> [Objective]: Could you reproduce the lines below word for word, changing no character, number or bracket?

> [Dataset rows]:

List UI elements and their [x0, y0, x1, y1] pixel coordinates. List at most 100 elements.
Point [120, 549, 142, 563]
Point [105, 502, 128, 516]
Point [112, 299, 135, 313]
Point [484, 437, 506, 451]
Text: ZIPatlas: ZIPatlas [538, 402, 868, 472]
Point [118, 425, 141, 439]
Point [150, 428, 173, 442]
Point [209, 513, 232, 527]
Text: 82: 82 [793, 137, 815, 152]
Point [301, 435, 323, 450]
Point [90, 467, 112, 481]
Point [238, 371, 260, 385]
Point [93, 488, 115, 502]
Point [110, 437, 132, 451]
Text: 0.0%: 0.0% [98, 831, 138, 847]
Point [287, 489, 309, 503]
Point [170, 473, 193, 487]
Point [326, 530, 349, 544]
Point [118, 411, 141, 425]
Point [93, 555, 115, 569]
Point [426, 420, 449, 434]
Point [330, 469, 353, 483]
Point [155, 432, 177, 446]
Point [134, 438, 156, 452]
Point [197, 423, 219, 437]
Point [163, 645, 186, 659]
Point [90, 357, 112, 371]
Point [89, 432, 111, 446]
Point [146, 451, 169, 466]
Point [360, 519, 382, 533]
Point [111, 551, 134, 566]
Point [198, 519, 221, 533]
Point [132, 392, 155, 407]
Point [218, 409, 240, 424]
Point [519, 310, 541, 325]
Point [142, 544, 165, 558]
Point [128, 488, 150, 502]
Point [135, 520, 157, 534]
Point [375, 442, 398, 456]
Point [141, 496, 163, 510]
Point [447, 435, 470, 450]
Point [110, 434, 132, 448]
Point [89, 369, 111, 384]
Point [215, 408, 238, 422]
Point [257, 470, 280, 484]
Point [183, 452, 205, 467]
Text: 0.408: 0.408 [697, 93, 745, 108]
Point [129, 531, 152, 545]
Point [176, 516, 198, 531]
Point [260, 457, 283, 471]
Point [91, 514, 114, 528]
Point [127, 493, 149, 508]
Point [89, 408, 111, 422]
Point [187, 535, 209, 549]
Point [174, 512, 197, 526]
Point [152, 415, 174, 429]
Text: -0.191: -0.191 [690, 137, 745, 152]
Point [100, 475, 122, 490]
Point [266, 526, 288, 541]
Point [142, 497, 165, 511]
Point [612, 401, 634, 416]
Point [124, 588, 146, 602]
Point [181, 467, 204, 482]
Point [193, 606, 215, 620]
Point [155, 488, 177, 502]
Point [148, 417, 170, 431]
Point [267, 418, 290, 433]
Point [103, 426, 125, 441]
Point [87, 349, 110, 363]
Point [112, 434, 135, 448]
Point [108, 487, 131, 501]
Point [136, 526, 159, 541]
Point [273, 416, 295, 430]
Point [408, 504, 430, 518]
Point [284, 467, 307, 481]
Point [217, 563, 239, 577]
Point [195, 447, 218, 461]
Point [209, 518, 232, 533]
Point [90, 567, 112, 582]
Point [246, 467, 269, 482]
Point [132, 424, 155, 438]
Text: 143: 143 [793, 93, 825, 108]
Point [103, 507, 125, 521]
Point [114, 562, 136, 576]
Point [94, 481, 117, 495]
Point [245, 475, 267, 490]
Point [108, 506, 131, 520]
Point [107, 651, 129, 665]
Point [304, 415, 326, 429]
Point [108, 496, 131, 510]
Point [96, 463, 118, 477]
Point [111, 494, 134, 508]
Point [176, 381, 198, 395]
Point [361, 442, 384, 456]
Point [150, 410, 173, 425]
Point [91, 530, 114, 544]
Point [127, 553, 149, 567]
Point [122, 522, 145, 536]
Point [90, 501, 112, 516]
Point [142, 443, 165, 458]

> [Finished answer]:
List UI elements and their [x0, y0, x1, y1] pixel coordinates. List at most 100 elements.
Point [120, 549, 142, 563]
Point [105, 502, 128, 516]
Point [112, 299, 135, 313]
Point [484, 437, 506, 451]
Text: ZIPatlas: ZIPatlas [538, 402, 868, 472]
Point [118, 425, 141, 439]
Point [150, 428, 173, 442]
Point [209, 513, 232, 527]
Text: 82: 82 [793, 137, 815, 152]
Point [301, 435, 323, 450]
Point [90, 467, 112, 481]
Point [238, 371, 260, 385]
Point [93, 488, 115, 502]
Point [110, 437, 132, 451]
Text: 0.0%: 0.0% [98, 831, 138, 847]
Point [287, 489, 309, 503]
Point [170, 473, 193, 487]
Point [326, 530, 349, 544]
Point [118, 411, 141, 425]
Point [93, 555, 115, 569]
Point [426, 420, 449, 434]
Point [330, 469, 353, 483]
Point [155, 432, 177, 446]
Point [134, 438, 156, 452]
Point [197, 423, 219, 437]
Point [163, 645, 186, 659]
Point [90, 357, 112, 371]
Point [89, 432, 111, 446]
Point [146, 451, 169, 466]
Point [360, 519, 382, 533]
Point [111, 551, 134, 566]
Point [198, 519, 221, 533]
Point [132, 392, 155, 407]
Point [218, 409, 240, 424]
Point [519, 310, 541, 325]
Point [142, 544, 165, 558]
Point [128, 488, 150, 502]
Point [135, 520, 157, 534]
Point [375, 442, 398, 456]
Point [141, 496, 163, 510]
Point [447, 435, 470, 450]
Point [110, 434, 132, 448]
Point [89, 369, 111, 384]
Point [215, 408, 238, 422]
Point [257, 470, 280, 484]
Point [183, 452, 205, 467]
Text: 0.408: 0.408 [697, 93, 745, 108]
Point [129, 531, 152, 545]
Point [176, 516, 198, 531]
Point [260, 457, 283, 471]
Point [91, 514, 114, 528]
Point [127, 493, 149, 508]
Point [89, 408, 111, 422]
Point [187, 535, 209, 549]
Point [174, 512, 197, 526]
Point [152, 415, 174, 429]
Text: -0.191: -0.191 [690, 137, 745, 152]
Point [100, 475, 122, 490]
Point [266, 526, 288, 541]
Point [142, 497, 165, 511]
Point [612, 401, 634, 416]
Point [124, 588, 146, 602]
Point [181, 467, 204, 482]
Point [193, 606, 215, 620]
Point [155, 488, 177, 502]
Point [148, 417, 170, 431]
Point [267, 418, 290, 433]
Point [103, 426, 125, 441]
Point [87, 349, 110, 363]
Point [112, 434, 135, 448]
Point [108, 487, 131, 501]
Point [136, 526, 159, 541]
Point [273, 416, 295, 430]
Point [408, 504, 430, 518]
Point [284, 467, 307, 481]
Point [217, 563, 239, 577]
Point [195, 447, 218, 461]
Point [209, 518, 232, 533]
Point [90, 567, 112, 582]
Point [246, 467, 269, 482]
Point [132, 424, 155, 438]
Text: 143: 143 [793, 93, 825, 108]
Point [103, 507, 125, 521]
Point [114, 562, 136, 576]
Point [94, 481, 117, 495]
Point [245, 475, 267, 490]
Point [108, 506, 131, 520]
Point [107, 651, 129, 665]
Point [304, 415, 326, 429]
Point [108, 496, 131, 510]
Point [96, 463, 118, 477]
Point [111, 494, 134, 508]
Point [176, 381, 198, 395]
Point [361, 442, 384, 456]
Point [150, 410, 173, 425]
Point [91, 530, 114, 544]
Point [127, 553, 149, 567]
Point [122, 522, 145, 536]
Point [90, 501, 112, 516]
Point [142, 443, 165, 458]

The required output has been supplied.